## Begin EXERCISE DATA

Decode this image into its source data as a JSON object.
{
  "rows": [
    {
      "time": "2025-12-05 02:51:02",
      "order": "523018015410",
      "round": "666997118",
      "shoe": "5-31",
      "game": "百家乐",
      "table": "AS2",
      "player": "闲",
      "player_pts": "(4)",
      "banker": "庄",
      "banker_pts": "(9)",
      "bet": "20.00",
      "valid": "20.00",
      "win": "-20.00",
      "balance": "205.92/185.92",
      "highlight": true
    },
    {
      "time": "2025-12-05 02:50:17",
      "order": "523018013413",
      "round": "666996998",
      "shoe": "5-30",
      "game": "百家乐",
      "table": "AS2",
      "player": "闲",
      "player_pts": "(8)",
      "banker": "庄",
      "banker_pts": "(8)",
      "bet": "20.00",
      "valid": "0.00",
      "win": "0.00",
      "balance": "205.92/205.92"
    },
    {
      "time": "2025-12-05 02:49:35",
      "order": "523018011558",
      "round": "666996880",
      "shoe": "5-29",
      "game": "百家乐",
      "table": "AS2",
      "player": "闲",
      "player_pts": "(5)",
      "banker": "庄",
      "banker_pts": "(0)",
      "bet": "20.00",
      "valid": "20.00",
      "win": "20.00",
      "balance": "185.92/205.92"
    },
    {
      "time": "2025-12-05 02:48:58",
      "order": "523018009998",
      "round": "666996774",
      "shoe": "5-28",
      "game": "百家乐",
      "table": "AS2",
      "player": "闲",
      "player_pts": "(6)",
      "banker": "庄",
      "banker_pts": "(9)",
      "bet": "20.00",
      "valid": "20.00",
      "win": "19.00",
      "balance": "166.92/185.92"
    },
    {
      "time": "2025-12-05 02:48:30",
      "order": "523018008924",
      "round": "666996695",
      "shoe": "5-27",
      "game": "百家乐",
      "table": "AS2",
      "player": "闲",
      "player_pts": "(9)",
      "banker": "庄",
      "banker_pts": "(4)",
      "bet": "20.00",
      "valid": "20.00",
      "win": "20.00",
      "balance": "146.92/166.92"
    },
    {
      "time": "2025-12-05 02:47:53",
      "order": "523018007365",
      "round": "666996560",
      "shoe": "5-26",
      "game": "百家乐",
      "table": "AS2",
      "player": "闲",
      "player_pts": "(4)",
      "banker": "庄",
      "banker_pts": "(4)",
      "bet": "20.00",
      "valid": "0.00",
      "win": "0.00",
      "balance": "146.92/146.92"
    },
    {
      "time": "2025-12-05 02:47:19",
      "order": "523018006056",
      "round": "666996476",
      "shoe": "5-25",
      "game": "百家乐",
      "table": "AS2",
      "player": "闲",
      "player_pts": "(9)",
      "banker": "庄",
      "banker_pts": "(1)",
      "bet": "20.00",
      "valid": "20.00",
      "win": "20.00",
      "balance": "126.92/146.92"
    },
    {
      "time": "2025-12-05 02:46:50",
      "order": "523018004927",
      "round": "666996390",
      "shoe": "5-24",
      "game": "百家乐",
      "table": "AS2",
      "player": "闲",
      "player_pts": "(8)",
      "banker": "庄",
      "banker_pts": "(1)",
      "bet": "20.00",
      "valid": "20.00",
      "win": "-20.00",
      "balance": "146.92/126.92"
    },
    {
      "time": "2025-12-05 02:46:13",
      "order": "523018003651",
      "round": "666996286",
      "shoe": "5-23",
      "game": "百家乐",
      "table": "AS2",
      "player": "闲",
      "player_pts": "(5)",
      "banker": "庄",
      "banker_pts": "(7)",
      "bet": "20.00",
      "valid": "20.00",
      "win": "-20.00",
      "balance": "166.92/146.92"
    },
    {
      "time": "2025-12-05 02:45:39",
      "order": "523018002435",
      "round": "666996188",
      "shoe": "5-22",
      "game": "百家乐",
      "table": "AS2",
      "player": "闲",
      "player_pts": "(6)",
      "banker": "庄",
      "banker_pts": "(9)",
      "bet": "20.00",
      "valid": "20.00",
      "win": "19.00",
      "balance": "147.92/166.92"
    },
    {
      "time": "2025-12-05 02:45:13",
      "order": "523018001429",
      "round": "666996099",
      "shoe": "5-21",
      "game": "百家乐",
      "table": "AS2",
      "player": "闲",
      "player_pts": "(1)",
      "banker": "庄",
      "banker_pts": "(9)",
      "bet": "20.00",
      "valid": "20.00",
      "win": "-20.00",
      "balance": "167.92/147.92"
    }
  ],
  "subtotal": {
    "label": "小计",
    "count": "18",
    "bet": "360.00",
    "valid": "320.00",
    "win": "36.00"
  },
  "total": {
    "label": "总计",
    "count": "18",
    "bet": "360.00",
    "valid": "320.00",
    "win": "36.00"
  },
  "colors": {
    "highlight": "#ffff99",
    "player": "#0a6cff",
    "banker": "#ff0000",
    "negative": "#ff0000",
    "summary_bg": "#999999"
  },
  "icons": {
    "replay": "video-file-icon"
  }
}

## End EXERCISE DATA
## Begin EXERCISE DATA

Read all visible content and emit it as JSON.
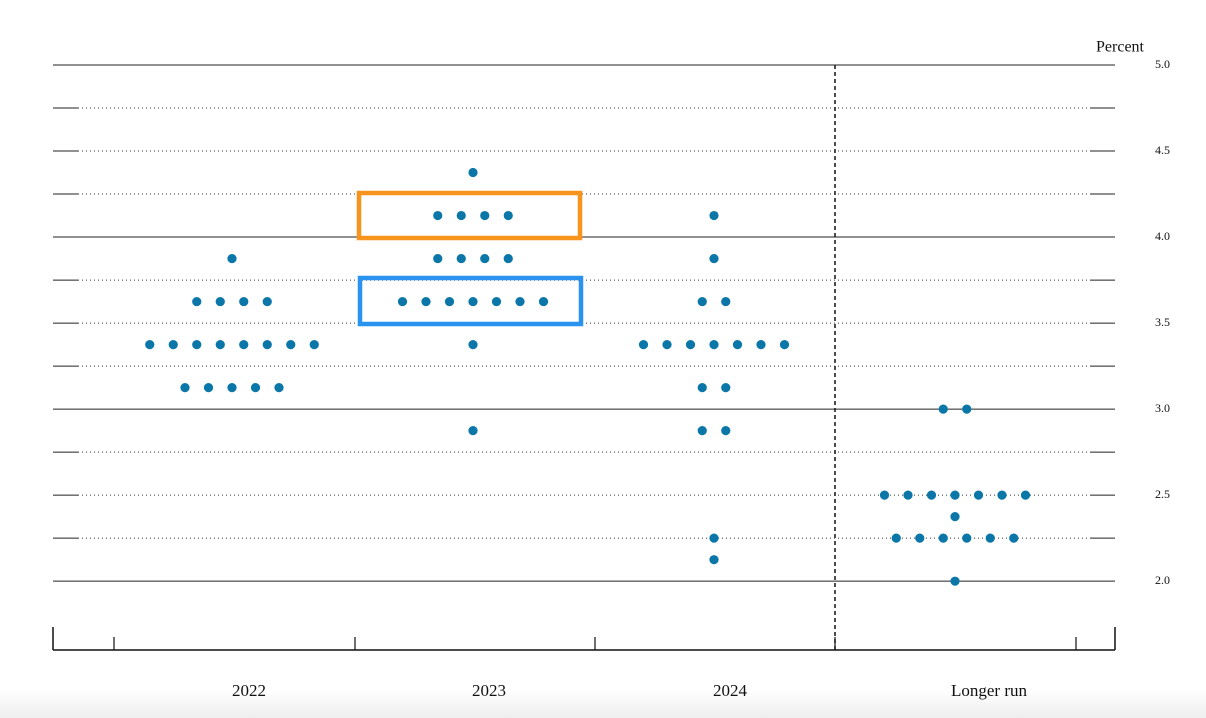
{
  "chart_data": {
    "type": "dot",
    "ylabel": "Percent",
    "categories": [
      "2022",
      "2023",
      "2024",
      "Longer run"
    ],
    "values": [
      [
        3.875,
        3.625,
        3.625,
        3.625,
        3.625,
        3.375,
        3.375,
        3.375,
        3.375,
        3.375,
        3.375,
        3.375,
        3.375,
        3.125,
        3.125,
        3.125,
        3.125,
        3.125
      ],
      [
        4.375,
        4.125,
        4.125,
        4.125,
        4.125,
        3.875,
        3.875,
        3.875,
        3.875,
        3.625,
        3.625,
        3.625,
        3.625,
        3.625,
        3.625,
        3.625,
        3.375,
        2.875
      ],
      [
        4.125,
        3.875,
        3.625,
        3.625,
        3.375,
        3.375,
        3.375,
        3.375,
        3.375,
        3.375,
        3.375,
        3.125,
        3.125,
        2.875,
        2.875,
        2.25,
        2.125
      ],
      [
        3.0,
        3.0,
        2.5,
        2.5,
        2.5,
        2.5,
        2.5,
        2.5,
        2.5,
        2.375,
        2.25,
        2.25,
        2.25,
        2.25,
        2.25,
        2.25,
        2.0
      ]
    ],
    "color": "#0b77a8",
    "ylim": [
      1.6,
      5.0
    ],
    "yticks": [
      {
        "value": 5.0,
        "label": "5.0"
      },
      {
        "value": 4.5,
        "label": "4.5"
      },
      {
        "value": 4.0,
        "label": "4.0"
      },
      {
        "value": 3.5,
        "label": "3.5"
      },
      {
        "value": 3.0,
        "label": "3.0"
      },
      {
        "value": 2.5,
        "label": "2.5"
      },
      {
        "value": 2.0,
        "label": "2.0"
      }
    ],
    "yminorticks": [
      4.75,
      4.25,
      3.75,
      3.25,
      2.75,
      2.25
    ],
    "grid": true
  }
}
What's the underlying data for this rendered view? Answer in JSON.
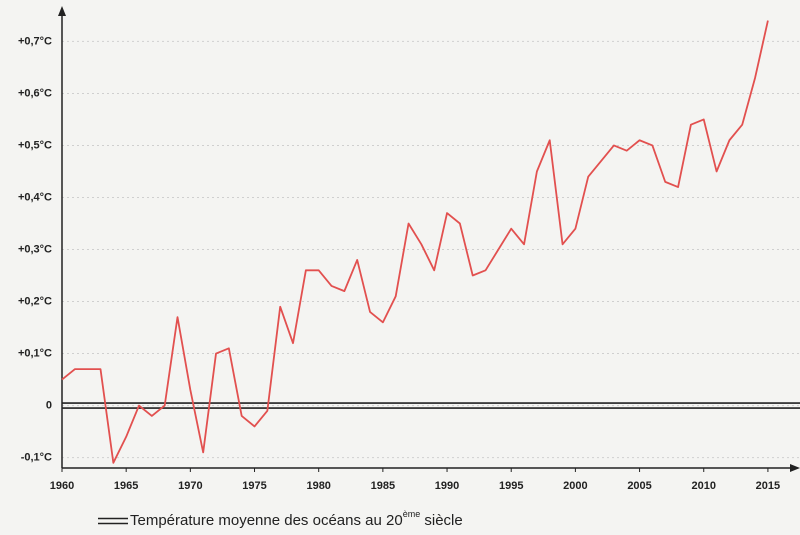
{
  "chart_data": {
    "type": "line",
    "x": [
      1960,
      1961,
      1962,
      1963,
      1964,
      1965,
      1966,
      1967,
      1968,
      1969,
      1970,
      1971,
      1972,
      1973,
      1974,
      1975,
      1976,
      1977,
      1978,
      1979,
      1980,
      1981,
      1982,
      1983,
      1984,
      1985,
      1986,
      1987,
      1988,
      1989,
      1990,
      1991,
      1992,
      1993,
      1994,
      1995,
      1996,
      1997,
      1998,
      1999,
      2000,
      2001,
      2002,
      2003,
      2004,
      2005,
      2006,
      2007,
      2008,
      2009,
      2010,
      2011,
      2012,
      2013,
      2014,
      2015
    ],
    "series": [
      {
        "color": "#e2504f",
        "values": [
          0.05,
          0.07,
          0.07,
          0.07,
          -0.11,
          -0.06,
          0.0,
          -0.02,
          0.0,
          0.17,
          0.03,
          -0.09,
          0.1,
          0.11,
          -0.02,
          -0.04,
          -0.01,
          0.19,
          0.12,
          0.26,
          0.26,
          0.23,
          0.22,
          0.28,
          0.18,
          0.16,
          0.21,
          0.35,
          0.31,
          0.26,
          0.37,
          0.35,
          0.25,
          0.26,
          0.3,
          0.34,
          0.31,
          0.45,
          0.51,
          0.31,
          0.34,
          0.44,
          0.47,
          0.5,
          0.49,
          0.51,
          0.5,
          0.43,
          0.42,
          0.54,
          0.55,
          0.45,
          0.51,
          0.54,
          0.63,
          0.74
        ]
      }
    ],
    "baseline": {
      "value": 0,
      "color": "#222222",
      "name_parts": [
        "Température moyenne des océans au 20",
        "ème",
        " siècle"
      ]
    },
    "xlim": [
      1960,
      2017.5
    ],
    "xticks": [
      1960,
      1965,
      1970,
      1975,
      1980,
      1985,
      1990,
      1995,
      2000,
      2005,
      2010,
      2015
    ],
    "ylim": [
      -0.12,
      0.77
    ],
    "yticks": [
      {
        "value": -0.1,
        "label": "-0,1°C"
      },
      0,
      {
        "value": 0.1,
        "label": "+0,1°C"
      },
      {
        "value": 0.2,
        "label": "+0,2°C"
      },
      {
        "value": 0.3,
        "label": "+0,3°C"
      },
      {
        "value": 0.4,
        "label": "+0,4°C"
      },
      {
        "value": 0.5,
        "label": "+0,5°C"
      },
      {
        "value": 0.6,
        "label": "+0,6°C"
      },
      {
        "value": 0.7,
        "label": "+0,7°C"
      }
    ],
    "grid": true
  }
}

## End EXERCISE DATA
## Begin EXERCISE DATA

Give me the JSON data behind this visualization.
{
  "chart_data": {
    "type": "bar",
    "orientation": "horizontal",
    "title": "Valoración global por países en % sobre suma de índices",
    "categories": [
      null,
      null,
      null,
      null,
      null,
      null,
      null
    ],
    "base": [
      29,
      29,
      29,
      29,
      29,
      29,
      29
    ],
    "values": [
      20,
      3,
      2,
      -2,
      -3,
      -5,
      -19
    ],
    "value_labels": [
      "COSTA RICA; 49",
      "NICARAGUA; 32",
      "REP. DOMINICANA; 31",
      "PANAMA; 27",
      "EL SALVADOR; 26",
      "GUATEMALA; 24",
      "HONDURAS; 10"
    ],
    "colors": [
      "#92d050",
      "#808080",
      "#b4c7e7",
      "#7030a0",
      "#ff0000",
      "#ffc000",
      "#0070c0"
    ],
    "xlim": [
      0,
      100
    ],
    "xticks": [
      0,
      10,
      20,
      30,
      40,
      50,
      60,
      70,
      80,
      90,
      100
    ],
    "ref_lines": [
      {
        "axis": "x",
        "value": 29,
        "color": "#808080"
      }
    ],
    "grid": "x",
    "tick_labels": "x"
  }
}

## End EXERCISE DATA

DIRECTIVE
Your task is to gather all lines from the entries above that hold the word "this".

EXPECTED OUTPUT
Decode this image into its source data as a JSON object.
What's the underlying data for this rendered view? Answer in JSON.
Give me the JSON data behind this visualization.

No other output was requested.